§ Your objective: Count the lines below that contain the word "have" and give only that number.

Stored data
━━━━━━
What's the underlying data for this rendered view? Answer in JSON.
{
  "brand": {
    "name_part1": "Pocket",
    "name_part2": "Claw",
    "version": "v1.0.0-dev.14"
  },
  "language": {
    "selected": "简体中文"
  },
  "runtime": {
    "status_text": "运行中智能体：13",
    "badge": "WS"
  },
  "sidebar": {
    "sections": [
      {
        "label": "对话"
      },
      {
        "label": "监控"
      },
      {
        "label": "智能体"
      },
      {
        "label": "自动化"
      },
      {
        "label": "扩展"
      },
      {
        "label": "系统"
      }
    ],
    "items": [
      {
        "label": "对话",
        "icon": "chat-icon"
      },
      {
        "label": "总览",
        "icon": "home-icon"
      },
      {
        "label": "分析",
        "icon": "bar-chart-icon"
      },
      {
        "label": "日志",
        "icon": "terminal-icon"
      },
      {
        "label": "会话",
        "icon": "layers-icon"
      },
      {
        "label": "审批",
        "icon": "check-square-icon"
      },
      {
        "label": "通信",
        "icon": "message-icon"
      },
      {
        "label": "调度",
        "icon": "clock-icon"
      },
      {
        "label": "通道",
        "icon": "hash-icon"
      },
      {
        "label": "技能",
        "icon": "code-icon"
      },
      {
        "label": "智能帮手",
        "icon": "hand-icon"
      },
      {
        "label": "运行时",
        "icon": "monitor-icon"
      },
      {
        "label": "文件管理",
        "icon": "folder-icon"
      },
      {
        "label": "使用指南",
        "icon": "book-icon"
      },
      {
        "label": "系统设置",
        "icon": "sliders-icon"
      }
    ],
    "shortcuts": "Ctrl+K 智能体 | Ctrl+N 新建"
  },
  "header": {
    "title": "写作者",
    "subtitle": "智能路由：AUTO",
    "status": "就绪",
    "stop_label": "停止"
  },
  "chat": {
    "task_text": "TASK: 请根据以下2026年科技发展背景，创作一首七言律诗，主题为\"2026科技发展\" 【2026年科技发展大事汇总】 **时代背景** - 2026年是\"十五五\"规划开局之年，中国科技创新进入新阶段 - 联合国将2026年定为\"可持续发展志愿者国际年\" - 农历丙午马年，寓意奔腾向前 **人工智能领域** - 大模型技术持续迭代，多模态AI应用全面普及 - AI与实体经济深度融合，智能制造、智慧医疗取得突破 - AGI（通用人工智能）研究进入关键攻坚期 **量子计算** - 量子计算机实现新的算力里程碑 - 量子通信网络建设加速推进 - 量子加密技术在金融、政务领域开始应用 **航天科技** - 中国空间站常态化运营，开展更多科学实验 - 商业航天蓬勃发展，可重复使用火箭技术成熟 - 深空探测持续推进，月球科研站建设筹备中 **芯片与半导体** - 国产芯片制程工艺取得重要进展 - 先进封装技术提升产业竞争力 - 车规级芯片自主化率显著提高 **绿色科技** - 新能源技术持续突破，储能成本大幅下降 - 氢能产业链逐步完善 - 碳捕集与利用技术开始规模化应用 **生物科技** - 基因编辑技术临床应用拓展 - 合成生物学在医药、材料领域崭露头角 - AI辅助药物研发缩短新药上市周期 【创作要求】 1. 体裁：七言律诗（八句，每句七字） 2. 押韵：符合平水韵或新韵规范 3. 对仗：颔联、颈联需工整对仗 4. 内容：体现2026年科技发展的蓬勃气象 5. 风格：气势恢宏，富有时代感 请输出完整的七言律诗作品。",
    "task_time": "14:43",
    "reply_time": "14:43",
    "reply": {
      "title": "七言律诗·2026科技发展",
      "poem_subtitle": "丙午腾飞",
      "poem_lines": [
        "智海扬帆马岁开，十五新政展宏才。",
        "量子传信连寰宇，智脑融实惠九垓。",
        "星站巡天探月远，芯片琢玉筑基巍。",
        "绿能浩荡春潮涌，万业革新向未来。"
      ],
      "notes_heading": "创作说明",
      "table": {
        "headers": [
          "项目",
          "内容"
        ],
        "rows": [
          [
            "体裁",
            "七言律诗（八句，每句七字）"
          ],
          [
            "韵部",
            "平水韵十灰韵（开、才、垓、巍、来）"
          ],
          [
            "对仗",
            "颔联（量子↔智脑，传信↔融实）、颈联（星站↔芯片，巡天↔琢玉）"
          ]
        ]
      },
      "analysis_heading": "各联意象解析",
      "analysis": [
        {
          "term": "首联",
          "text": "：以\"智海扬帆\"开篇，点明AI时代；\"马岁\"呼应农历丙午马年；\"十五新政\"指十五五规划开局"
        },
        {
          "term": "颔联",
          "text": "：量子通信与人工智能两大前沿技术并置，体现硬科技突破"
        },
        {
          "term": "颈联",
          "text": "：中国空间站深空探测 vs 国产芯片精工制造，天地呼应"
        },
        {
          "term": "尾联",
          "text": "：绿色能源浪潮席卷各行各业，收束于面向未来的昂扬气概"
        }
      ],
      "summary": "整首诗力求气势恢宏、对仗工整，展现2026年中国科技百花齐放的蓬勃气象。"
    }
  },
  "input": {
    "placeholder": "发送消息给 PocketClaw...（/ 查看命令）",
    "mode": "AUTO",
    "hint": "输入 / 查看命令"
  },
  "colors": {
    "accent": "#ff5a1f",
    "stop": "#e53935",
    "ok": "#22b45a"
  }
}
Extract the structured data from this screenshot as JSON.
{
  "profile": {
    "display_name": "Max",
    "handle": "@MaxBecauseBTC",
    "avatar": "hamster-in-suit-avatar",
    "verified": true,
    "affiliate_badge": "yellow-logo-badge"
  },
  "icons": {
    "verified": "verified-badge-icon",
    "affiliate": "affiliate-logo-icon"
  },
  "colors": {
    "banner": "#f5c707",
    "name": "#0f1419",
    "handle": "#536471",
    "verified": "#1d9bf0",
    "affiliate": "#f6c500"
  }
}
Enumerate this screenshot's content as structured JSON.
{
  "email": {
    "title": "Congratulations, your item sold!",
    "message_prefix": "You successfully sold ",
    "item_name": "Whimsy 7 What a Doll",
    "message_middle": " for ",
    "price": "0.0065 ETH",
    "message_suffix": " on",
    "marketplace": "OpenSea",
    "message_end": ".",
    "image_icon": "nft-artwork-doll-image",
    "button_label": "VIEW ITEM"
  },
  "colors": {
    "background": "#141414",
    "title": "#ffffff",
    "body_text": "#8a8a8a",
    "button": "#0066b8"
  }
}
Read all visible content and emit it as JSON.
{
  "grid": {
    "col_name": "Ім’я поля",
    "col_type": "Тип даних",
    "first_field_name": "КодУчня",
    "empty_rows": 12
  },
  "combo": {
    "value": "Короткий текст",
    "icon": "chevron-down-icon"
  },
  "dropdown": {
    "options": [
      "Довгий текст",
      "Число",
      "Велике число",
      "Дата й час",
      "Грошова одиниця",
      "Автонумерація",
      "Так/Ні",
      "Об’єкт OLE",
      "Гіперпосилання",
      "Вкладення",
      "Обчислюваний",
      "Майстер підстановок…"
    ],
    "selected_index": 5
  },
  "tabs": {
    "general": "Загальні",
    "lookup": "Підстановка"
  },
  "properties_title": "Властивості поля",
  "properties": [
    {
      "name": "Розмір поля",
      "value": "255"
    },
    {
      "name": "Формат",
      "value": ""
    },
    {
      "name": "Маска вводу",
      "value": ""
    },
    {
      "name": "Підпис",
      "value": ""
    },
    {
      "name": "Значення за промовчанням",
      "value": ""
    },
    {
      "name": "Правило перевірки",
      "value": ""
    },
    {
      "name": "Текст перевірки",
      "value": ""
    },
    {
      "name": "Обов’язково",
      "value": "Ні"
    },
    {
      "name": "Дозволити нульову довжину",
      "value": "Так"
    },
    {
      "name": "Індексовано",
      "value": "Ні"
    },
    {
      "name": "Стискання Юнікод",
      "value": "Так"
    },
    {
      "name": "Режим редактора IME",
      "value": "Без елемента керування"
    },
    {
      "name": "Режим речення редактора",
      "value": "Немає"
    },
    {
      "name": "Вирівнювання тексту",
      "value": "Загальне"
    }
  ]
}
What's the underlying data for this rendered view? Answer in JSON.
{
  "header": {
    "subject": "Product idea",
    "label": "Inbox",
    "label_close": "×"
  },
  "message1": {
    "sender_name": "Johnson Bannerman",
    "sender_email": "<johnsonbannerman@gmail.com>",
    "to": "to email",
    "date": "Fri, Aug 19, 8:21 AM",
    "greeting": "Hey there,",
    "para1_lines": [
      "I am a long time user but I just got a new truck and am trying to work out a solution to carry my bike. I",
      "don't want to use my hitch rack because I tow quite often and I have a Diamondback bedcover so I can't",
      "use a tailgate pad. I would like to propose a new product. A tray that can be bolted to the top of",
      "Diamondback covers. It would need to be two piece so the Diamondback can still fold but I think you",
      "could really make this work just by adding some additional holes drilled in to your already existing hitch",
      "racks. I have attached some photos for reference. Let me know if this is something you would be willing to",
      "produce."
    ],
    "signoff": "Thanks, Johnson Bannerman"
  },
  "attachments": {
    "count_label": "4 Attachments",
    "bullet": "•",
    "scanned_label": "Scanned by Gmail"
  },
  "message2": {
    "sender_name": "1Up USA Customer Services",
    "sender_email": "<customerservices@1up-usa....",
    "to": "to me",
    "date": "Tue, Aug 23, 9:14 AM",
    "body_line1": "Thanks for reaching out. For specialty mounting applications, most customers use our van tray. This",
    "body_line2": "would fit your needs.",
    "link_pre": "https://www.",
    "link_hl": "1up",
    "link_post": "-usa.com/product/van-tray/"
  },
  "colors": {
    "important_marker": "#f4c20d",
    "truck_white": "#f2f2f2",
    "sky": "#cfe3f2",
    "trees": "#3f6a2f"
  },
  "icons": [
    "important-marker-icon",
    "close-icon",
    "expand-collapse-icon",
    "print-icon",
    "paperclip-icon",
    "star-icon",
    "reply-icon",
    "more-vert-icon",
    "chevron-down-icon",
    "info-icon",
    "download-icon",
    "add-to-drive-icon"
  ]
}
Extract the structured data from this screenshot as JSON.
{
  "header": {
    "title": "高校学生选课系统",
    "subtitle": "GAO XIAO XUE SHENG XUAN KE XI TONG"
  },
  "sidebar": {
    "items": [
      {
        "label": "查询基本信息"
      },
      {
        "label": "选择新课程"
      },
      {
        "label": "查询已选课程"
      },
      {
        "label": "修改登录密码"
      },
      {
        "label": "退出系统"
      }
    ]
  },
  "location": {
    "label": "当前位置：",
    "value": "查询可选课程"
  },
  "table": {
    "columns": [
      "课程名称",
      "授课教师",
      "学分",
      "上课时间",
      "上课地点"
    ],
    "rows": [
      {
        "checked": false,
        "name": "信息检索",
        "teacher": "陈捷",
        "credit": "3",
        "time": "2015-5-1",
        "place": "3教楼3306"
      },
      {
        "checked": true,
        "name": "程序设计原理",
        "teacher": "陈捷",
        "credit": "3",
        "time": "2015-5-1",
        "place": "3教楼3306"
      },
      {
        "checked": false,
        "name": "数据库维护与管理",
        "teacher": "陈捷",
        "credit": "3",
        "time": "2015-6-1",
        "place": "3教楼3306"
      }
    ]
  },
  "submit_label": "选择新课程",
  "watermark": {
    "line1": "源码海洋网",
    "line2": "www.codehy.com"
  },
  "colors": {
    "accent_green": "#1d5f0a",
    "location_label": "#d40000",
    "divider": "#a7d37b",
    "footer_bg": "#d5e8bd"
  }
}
━━━━━━
§ Response to this exercise: 2